**What the task asks:** Extract each line bearing the word "University".

**Data to use:**
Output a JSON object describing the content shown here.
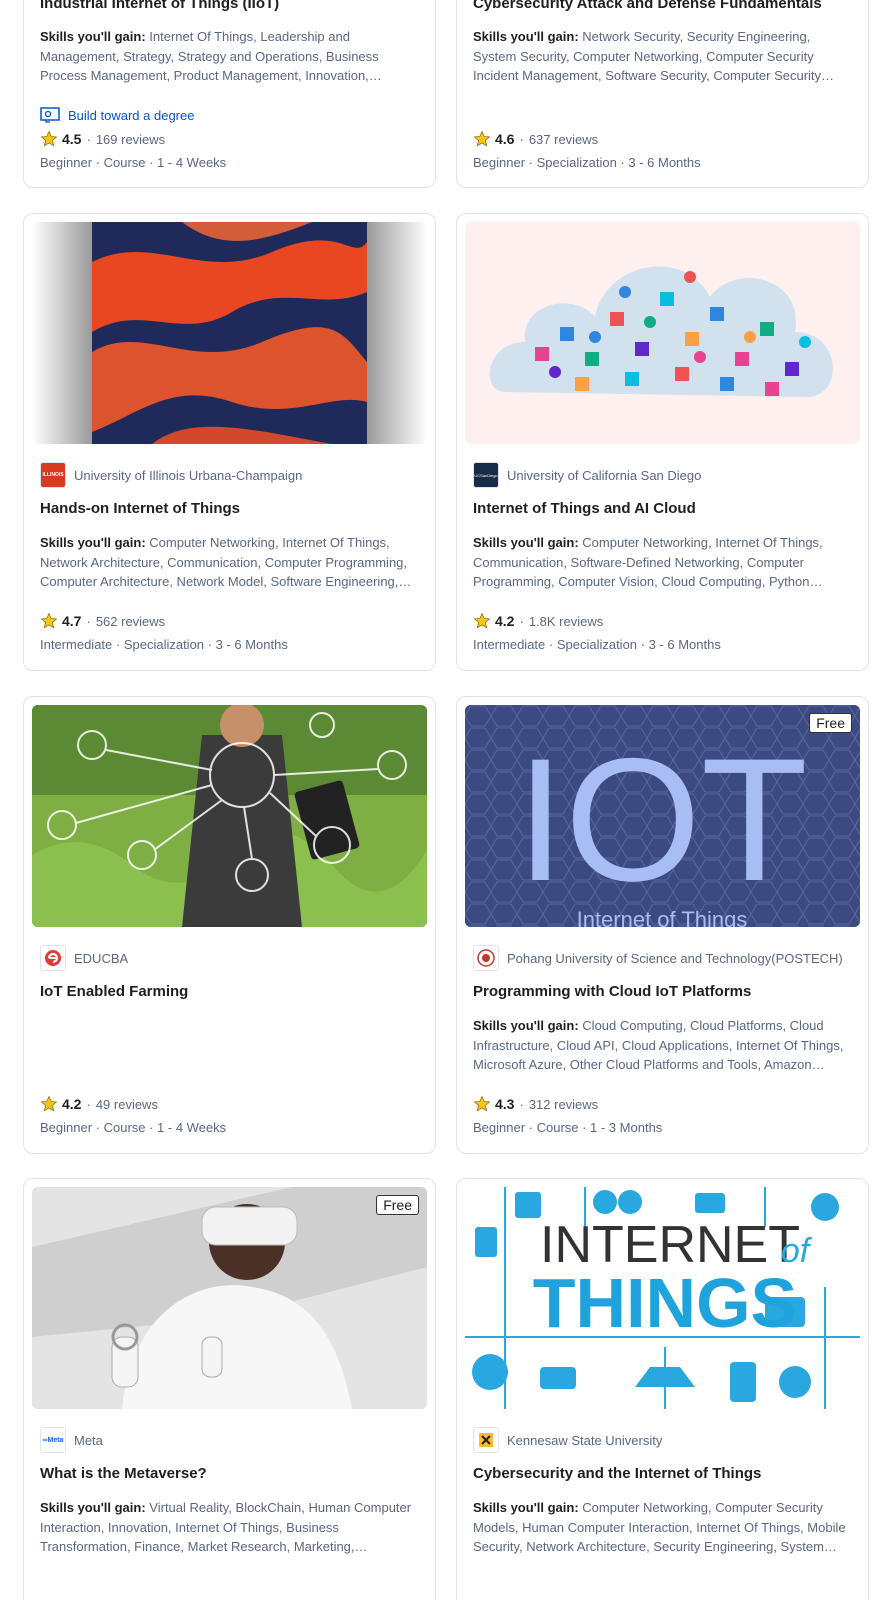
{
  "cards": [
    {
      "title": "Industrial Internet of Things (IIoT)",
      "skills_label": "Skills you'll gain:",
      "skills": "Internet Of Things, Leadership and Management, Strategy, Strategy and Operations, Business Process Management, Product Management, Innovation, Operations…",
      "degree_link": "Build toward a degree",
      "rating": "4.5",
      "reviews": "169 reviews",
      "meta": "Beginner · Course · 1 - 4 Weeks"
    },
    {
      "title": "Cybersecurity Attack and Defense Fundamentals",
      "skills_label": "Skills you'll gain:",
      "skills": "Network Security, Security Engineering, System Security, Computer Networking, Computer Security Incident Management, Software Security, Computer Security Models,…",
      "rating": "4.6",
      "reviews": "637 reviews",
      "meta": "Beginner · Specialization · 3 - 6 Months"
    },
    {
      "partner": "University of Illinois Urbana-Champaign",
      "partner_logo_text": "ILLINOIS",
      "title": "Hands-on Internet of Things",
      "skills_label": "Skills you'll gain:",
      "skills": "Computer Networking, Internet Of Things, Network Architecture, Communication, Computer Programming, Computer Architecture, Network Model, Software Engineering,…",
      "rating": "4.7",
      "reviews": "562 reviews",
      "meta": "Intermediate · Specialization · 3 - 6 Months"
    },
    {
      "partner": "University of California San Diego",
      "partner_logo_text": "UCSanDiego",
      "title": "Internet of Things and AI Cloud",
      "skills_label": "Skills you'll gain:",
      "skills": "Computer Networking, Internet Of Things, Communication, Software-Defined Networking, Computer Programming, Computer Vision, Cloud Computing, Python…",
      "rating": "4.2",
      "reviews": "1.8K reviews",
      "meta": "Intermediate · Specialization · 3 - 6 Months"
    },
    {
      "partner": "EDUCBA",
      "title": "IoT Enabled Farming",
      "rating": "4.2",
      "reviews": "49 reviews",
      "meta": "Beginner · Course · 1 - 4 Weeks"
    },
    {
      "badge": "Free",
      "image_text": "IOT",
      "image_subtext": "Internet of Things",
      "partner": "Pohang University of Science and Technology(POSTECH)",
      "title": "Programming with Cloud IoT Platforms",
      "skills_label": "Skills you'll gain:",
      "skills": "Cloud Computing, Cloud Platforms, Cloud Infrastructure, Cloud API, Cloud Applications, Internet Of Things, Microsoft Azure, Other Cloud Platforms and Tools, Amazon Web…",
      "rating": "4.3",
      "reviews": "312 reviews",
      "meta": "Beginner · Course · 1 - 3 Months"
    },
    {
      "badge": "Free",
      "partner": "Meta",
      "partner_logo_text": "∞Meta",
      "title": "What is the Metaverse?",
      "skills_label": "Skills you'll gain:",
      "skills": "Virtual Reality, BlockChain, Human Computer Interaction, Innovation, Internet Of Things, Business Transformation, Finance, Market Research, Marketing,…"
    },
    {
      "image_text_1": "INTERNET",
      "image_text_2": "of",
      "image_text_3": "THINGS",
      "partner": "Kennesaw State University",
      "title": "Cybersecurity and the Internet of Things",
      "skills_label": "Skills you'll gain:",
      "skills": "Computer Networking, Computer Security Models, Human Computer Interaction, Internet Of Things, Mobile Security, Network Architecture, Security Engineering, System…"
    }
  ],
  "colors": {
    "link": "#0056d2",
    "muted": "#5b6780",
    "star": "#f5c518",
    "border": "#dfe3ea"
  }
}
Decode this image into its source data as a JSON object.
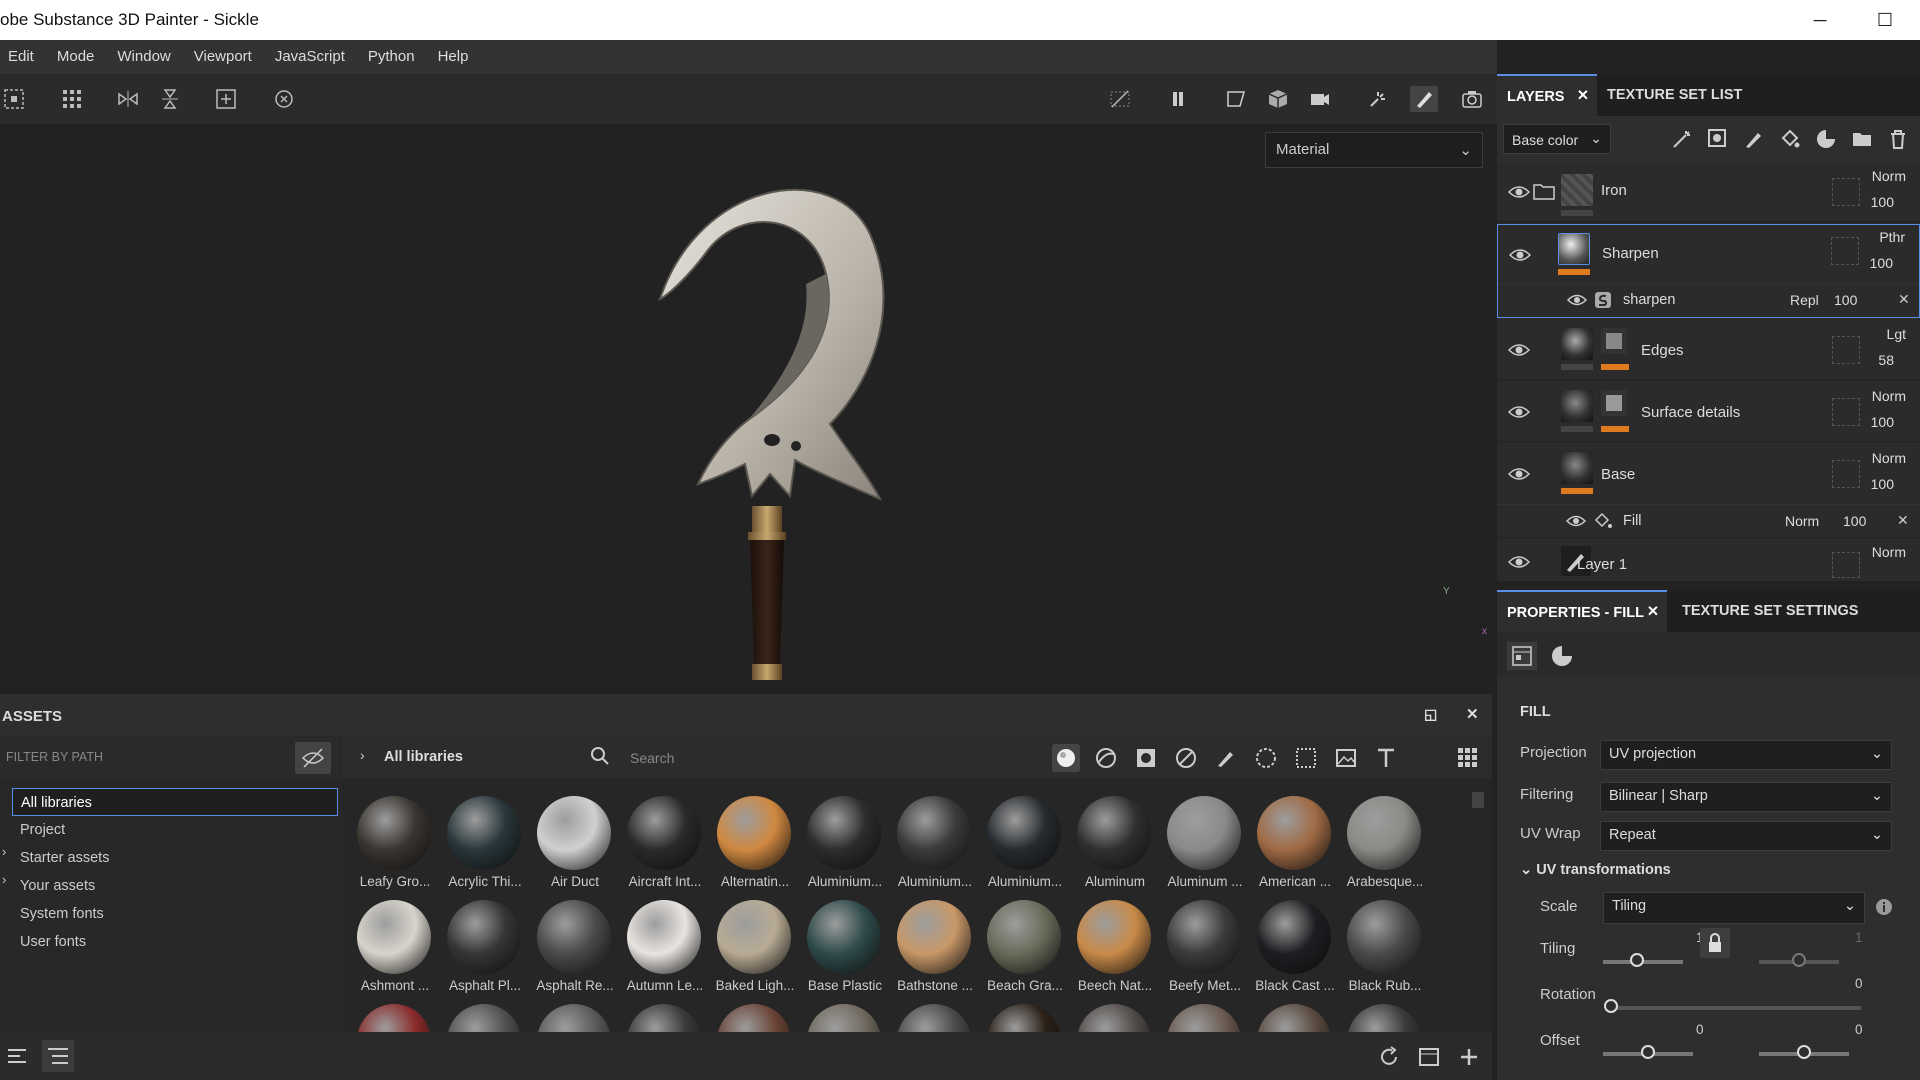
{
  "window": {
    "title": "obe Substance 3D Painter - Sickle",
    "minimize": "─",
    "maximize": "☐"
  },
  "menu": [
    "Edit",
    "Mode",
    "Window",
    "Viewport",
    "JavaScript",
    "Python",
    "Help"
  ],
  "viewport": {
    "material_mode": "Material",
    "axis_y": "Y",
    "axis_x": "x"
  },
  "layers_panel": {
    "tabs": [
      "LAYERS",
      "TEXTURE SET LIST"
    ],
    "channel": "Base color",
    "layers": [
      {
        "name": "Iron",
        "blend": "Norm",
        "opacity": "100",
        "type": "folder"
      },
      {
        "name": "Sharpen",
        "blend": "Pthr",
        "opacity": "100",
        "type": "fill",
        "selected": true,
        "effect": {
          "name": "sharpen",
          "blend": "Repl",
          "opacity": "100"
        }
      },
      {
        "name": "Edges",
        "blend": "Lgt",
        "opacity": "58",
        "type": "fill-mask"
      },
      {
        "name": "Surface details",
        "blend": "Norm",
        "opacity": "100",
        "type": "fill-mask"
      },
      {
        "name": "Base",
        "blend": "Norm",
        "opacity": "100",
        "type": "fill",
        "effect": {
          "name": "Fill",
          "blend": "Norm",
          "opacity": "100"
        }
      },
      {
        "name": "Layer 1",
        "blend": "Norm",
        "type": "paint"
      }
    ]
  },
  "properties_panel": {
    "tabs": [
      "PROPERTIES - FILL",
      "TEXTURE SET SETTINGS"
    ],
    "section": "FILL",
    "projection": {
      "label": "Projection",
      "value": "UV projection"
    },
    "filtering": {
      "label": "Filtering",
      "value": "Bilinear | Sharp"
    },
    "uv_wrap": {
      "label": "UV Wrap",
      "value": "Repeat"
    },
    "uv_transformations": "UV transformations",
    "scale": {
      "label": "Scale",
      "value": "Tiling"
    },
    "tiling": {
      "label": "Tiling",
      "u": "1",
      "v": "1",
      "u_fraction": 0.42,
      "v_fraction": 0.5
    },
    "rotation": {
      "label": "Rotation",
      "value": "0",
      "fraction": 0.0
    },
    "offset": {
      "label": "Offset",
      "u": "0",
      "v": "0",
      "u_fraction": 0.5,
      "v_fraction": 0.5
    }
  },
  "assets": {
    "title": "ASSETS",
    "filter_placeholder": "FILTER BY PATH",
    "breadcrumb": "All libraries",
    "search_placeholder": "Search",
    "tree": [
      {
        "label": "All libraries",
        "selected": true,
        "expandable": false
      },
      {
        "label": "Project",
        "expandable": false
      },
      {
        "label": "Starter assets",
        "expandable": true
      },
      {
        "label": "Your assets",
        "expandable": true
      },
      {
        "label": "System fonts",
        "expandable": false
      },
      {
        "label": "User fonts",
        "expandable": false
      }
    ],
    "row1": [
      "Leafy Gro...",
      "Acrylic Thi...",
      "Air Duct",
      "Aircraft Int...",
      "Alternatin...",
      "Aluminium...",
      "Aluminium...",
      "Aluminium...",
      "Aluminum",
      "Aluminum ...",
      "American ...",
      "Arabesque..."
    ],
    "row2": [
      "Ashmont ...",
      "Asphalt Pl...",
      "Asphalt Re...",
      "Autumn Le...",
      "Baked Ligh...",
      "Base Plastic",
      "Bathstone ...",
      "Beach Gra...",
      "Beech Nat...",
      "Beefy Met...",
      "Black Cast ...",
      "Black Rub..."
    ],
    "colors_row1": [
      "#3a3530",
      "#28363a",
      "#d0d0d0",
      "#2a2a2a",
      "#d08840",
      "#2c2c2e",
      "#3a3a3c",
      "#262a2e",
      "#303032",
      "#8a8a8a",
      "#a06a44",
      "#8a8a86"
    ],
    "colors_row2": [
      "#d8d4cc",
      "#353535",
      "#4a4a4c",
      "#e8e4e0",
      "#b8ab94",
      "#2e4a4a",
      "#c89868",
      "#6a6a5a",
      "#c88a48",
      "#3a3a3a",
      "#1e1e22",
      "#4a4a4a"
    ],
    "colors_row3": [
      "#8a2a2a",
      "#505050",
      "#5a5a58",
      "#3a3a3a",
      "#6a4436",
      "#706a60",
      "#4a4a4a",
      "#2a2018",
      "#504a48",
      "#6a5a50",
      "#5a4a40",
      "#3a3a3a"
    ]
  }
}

...

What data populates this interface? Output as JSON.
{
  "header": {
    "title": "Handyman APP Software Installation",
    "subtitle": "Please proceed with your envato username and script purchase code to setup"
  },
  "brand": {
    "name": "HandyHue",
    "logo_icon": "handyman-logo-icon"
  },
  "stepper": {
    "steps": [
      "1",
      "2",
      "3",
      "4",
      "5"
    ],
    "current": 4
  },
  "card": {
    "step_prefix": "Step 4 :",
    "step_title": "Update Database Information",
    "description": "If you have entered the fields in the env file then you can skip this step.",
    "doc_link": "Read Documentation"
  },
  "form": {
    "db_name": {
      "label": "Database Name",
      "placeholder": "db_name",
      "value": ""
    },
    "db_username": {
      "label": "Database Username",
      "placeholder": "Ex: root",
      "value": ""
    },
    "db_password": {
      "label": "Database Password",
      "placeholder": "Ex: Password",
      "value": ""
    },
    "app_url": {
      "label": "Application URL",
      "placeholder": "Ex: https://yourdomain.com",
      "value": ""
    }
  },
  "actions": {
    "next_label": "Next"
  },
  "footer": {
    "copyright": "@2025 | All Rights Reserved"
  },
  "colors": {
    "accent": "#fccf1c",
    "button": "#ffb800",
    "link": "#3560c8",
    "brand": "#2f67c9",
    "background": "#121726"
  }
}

==

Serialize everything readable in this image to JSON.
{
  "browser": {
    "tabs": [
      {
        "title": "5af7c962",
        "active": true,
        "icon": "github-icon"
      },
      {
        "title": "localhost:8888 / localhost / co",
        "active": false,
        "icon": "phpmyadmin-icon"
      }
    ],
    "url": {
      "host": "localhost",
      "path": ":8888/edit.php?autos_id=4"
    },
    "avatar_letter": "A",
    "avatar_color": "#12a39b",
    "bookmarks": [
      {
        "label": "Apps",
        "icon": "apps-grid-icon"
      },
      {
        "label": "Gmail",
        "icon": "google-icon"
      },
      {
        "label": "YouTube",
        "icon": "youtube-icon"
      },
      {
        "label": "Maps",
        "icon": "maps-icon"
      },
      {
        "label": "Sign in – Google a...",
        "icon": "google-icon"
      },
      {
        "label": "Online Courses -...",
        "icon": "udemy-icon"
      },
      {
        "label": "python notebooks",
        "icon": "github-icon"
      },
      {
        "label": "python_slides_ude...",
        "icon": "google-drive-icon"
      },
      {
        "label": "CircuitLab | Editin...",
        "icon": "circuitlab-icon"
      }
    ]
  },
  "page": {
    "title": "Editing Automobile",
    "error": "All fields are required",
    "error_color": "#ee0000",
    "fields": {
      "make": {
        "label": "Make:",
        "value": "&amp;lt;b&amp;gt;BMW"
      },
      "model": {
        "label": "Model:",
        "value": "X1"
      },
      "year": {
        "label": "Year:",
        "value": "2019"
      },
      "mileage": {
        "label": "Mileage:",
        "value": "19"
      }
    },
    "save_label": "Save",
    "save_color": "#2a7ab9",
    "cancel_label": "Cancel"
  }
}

**Full response:**
      "partner": "University of Illinois Urbana-Champaign",
      "partner": "University of California San Diego",
      "partner": "Pohang University of Science and Technology(POSTECH)",
      "partner": "Kennesaw State University",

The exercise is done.